Requirement:
Pick out each line in these entries that contains the string "your".

- - - -

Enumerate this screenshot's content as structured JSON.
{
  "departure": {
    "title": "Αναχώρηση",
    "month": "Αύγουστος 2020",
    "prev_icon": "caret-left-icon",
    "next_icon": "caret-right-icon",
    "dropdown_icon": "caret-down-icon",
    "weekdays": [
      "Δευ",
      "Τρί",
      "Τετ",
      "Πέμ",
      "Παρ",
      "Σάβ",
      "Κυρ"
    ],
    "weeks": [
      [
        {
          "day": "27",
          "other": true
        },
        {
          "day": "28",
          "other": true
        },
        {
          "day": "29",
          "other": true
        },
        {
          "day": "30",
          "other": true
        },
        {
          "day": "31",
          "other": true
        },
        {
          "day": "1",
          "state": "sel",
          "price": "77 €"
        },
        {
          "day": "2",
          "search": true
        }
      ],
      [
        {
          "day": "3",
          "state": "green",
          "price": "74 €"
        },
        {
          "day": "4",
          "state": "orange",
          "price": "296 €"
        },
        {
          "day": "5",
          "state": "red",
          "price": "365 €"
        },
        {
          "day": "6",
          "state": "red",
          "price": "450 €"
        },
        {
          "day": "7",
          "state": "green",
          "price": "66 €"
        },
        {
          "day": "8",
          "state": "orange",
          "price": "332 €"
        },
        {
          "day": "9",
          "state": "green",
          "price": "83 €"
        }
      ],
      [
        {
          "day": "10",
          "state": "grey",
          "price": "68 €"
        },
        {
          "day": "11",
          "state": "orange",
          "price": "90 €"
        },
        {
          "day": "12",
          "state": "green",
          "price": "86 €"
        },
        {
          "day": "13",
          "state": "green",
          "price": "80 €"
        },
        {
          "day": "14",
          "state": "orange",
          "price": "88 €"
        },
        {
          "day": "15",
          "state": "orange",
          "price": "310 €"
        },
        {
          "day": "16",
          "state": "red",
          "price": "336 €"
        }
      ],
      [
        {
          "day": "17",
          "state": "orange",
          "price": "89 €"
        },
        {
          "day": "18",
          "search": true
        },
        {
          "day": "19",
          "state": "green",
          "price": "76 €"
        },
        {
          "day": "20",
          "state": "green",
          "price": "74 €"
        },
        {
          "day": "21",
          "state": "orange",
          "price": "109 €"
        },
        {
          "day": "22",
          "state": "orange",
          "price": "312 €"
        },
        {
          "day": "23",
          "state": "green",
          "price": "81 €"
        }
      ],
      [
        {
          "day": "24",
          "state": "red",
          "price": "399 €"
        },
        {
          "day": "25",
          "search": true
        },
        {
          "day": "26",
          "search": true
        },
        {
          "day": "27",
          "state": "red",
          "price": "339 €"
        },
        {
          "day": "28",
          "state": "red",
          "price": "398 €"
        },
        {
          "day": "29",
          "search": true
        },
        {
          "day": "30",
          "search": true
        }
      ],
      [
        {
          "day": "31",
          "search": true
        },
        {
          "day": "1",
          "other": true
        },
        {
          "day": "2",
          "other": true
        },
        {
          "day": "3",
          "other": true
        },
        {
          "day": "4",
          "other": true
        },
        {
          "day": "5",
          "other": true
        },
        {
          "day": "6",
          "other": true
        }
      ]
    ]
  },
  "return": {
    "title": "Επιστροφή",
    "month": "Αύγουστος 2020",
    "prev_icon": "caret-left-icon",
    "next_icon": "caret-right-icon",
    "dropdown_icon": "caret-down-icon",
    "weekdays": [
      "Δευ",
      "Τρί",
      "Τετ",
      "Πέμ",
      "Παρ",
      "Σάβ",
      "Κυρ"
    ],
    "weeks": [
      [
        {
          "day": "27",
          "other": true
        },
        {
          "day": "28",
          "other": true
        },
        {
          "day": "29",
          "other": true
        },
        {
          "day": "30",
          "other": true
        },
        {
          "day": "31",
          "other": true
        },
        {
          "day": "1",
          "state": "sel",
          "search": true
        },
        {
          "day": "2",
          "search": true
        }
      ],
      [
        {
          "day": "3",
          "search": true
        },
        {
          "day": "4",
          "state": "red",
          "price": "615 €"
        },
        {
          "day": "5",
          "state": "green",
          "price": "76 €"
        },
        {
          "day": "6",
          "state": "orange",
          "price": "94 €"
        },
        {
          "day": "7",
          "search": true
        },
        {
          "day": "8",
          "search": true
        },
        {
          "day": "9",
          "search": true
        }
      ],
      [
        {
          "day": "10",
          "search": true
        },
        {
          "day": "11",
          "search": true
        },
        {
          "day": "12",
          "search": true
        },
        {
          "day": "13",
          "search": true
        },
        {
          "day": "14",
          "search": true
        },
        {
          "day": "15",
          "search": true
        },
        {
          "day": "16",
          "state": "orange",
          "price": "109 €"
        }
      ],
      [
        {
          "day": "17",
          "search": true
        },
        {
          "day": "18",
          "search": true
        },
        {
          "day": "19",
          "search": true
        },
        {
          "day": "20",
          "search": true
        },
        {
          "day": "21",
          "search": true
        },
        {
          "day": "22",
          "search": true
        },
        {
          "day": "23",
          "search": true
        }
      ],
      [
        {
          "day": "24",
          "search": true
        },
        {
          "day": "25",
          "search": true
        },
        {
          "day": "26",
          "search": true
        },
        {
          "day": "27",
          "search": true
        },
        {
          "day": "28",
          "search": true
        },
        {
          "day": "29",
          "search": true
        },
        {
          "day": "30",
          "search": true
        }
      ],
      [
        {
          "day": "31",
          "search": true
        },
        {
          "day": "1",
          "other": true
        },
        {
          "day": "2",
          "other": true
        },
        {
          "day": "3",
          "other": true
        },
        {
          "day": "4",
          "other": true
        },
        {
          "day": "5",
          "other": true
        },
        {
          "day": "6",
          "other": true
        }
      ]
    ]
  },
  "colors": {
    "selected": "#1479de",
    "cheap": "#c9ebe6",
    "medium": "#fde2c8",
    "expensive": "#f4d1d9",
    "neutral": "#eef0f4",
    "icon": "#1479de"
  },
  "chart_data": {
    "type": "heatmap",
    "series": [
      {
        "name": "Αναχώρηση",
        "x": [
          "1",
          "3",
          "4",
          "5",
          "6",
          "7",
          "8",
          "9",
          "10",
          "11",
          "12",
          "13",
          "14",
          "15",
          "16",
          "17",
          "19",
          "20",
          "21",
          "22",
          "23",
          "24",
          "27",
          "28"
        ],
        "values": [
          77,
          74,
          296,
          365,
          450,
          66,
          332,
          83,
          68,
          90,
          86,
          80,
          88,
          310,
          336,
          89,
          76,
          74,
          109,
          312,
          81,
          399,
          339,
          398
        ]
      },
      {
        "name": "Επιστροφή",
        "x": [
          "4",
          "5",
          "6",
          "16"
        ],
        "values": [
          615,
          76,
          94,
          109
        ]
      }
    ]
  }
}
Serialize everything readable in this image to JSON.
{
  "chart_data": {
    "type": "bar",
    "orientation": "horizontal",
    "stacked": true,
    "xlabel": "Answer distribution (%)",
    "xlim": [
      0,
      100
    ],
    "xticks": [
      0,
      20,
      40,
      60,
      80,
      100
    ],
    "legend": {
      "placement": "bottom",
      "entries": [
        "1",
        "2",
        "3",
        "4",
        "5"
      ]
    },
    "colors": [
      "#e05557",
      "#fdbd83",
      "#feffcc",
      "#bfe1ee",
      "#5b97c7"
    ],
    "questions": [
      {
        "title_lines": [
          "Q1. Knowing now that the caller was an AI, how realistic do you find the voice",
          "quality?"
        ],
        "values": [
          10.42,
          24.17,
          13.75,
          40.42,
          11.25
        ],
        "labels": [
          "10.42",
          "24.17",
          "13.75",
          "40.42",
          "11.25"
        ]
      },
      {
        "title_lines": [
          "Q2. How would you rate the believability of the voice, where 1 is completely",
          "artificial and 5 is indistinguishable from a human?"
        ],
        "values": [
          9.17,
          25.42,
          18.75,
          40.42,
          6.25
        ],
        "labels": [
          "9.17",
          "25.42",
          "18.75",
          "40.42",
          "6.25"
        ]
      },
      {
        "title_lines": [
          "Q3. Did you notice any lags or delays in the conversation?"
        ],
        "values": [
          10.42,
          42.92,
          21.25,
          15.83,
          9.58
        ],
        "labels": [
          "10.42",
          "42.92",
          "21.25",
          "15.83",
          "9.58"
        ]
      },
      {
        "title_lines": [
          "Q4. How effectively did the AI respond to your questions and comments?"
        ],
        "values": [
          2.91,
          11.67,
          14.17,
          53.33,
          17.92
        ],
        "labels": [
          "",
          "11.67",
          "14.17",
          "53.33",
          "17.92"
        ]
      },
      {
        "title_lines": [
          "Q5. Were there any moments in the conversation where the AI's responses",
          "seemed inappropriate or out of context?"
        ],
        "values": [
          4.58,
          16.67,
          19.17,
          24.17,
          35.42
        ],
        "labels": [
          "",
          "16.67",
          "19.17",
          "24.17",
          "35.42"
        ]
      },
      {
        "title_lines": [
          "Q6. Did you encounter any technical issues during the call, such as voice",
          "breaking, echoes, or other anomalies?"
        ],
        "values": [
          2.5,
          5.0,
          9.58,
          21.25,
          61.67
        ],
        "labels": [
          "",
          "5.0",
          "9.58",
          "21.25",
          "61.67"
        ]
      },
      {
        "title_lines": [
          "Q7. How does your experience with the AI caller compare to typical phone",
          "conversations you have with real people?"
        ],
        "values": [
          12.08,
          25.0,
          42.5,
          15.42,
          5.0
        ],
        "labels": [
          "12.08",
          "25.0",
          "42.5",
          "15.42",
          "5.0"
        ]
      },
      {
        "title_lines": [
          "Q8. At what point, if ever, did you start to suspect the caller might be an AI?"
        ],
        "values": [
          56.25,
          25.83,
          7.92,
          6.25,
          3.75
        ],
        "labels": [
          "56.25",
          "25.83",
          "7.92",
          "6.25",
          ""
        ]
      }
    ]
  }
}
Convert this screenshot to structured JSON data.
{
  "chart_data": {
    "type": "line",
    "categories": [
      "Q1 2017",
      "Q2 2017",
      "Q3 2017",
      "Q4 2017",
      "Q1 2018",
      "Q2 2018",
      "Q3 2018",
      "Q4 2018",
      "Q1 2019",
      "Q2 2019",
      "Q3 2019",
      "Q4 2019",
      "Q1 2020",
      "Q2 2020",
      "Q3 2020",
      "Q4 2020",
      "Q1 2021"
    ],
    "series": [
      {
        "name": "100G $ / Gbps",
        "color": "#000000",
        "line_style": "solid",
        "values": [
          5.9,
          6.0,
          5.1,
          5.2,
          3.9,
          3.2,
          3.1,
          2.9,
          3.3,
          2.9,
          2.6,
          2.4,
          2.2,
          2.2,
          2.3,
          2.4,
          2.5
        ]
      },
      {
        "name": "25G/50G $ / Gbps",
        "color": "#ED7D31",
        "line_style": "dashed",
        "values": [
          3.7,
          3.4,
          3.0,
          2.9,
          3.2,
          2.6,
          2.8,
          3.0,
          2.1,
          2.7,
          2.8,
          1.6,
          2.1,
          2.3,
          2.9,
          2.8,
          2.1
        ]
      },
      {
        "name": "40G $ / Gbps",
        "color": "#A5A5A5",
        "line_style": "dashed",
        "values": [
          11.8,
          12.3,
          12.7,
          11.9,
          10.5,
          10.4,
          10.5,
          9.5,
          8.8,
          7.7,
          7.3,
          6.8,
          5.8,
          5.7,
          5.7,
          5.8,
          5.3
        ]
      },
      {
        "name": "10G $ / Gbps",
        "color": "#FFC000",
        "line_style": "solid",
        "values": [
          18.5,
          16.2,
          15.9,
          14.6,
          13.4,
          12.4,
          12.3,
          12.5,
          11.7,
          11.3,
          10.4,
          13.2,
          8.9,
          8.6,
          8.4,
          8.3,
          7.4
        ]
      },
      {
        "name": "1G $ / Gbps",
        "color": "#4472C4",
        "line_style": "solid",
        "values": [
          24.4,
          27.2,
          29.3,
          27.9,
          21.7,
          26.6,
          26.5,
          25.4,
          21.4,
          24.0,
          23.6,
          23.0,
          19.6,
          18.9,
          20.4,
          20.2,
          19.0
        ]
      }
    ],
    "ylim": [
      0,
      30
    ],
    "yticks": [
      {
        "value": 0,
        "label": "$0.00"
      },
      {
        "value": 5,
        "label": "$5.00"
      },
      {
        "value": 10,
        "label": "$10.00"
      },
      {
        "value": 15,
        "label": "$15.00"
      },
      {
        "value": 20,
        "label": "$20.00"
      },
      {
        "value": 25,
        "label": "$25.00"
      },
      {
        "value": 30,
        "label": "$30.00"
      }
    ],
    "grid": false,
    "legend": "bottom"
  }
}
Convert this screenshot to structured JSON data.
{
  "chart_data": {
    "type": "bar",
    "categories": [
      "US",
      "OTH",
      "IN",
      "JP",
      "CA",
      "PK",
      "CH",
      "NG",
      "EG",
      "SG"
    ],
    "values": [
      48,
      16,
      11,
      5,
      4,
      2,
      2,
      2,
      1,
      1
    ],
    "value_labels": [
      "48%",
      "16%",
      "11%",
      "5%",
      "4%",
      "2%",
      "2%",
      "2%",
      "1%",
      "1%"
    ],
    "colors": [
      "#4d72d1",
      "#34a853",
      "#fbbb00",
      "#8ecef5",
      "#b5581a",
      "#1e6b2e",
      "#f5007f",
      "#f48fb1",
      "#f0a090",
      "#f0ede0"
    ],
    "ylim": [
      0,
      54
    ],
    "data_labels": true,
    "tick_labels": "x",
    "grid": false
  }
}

- - - -

Output of the exercise:
          "Q4. How effectively did the AI respond to your questions and comments?"
          "Q7. How does your experience with the AI caller compare to typical phone",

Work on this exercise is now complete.